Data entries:
* * * * * * * * *

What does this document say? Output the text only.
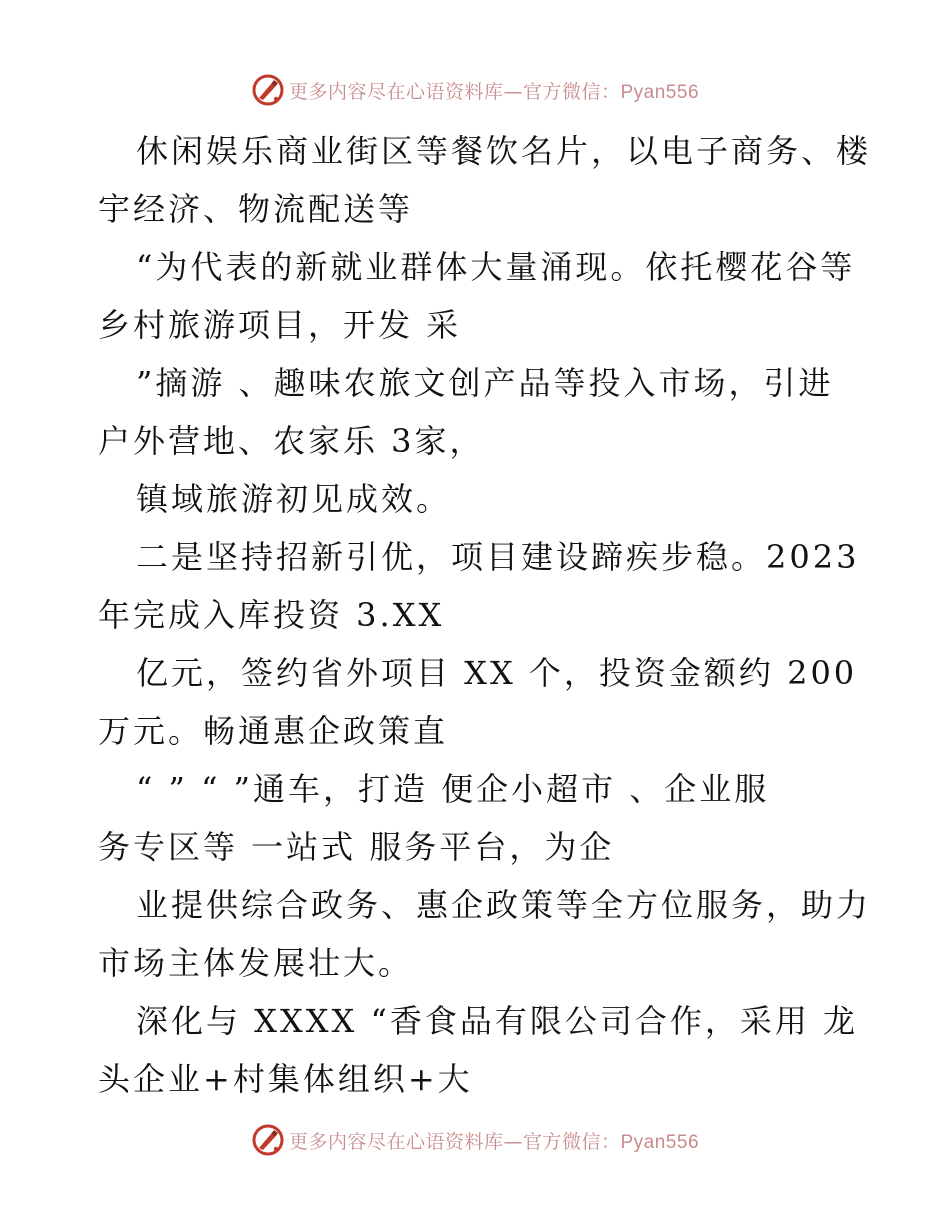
更多内容尽在心语资料库—官方微信：Pyan556
休闲娱乐商业街区等餐饮名片，以电子商务、楼
宇经济、物流配送等
“为代表的新就业群体大量涌现。依托樱花谷等
乡村旅游项目，开发 采
”摘游 、趣味农旅文创产品等投入市场，引进
户外营地、农家乐 3家，
镇域旅游初见成效。
二是坚持招新引优，项目建设蹄疾步稳。2023
年完成入库投资 3.XX
亿元，签约省外项目 XX 个，投资金额约 200
万元。畅通惠企政策直
“ ” “ ”通车，打造 便企小超市 、企业服
务专区等 一站式 服务平台，为企
业提供综合政务、惠企政策等全方位服务，助力
市场主体发展壮大。
深化与 XXXX “香食品有限公司合作，采用 龙
头企业+村集体组织+大
更多内容尽在心语资料库—官方微信：Pyan556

* * * * * * * * *

> [What to work on]
Go through the entries above and print each one exactly, minus the pictures.

> [Output for this task]
What does this document say? Output the text only.
更多内容尽在心语资料库—官方微信：Pyan556
休闲娱乐商业街区等餐饮名片，以电子商务、楼
宇经济、物流配送等
“为代表的新就业群体大量涌现。依托樱花谷等
乡村旅游项目，开发 采
”摘游 、趣味农旅文创产品等投入市场，引进
户外营地、农家乐 3家，
镇域旅游初见成效。
二是坚持招新引优，项目建设蹄疾步稳。2023
年完成入库投资 3.XX
亿元，签约省外项目 XX 个，投资金额约 200
万元。畅通惠企政策直
“ ” “ ”通车，打造 便企小超市 、企业服
务专区等 一站式 服务平台，为企
业提供综合政务、惠企政策等全方位服务，助力
市场主体发展壮大。
深化与 XXXX “香食品有限公司合作，采用 龙
头企业+村集体组织+大
更多内容尽在心语资料库—官方微信：Pyan556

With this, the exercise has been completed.